▶ _SUPPLIED RECORDS_:

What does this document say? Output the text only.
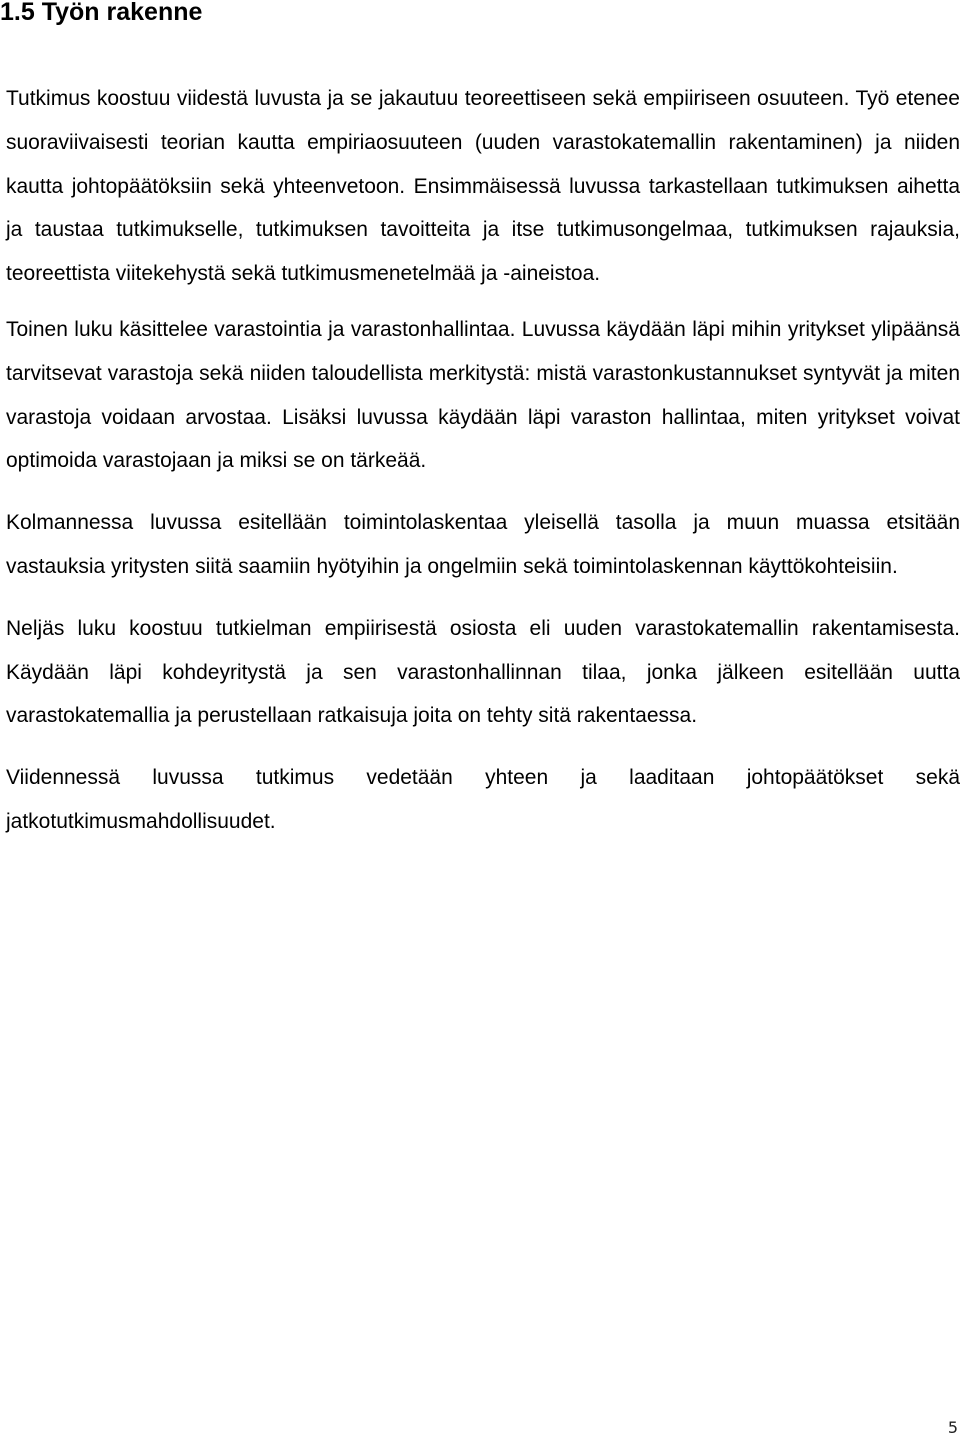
1.5 Työn rakenne

Tutkimus koostuu viidestä luvusta ja se jakautuu teoreettiseen sekä empiiriseen osuuteen. Työ etenee suoraviivaisesti teorian kautta empiriaosuuteen (uuden varastokatemallin rakentaminen) ja niiden kautta johtopäätöksiin sekä yhteenvetoon. Ensimmäisessä luvussa tarkastellaan tutkimuksen aihetta ja taustaa tutkimukselle, tutkimuksen tavoitteita ja itse tutkimusongelmaa, tutkimuksen rajauksia, teoreettista viitekehystä sekä tutkimusmenetelmää ja -aineistoa.

Toinen luku käsittelee varastointia ja varastonhallintaa. Luvussa käydään läpi mihin yritykset ylipäänsä tarvitsevat varastoja sekä niiden taloudellista merkitystä: mistä varastonkustannukset syntyvät ja miten varastoja voidaan arvostaa. Lisäksi luvussa käydään läpi varaston hallintaa, miten yritykset voivat optimoida varastojaan ja miksi se on tärkeää.

Kolmannessa luvussa esitellään toimintolaskentaa yleisellä tasolla ja muun muassa etsitään vastauksia yritysten siitä saamiin hyötyihin ja ongelmiin sekä toimintolaskennan käyttökohteisiin.

Neljäs luku koostuu tutkielman empiirisestä osiosta eli uuden varastokatemallin rakentamisesta. Käydään läpi kohdeyritystä ja sen varastonhallinnan tilaa, jonka jälkeen esitellään uutta varastokatemallia ja perustellaan ratkaisuja joita on tehty sitä rakentaessa.

Viidennessä luvussa tutkimus vedetään yhteen ja laaditaan johtopäätökset sekä jatkotutkimusmahdollisuudet.

5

▶ _TO BE DONE_: Without including any pictures, please restate all the records exactly.

▶ _COMPLETE ANSWER_:
What does this document say? Output the text only.
1.5 Työn rakenne

Tutkimus koostuu viidestä luvusta ja se jakautuu teoreettiseen sekä empiiriseen osuuteen. Työ etenee suoraviivaisesti teorian kautta empiriaosuuteen (uuden varastokatemallin rakentaminen) ja niiden kautta johtopäätöksiin sekä yhteenvetoon. Ensimmäisessä luvussa tarkastellaan tutkimuksen aihetta ja taustaa tutkimukselle, tutkimuksen tavoitteita ja itse tutkimusongelmaa, tutkimuksen rajauksia, teoreettista viitekehystä sekä tutkimusmenetelmää ja -aineistoa.

Toinen luku käsittelee varastointia ja varastonhallintaa. Luvussa käydään läpi mihin yritykset ylipäänsä tarvitsevat varastoja sekä niiden taloudellista merkitystä: mistä varastonkustannukset syntyvät ja miten varastoja voidaan arvostaa. Lisäksi luvussa käydään läpi varaston hallintaa, miten yritykset voivat optimoida varastojaan ja miksi se on tärkeää.

Kolmannessa luvussa esitellään toimintolaskentaa yleisellä tasolla ja muun muassa etsitään vastauksia yritysten siitä saamiin hyötyihin ja ongelmiin sekä toimintolaskennan käyttökohteisiin.

Neljäs luku koostuu tutkielman empiirisestä osiosta eli uuden varastokatemallin rakentamisesta. Käydään läpi kohdeyritystä ja sen varastonhallinnan tilaa, jonka jälkeen esitellään uutta varastokatemallia ja perustellaan ratkaisuja joita on tehty sitä rakentaessa.

Viidennessä luvussa tutkimus vedetään yhteen ja laaditaan johtopäätökset sekä jatkotutkimusmahdollisuudet.

5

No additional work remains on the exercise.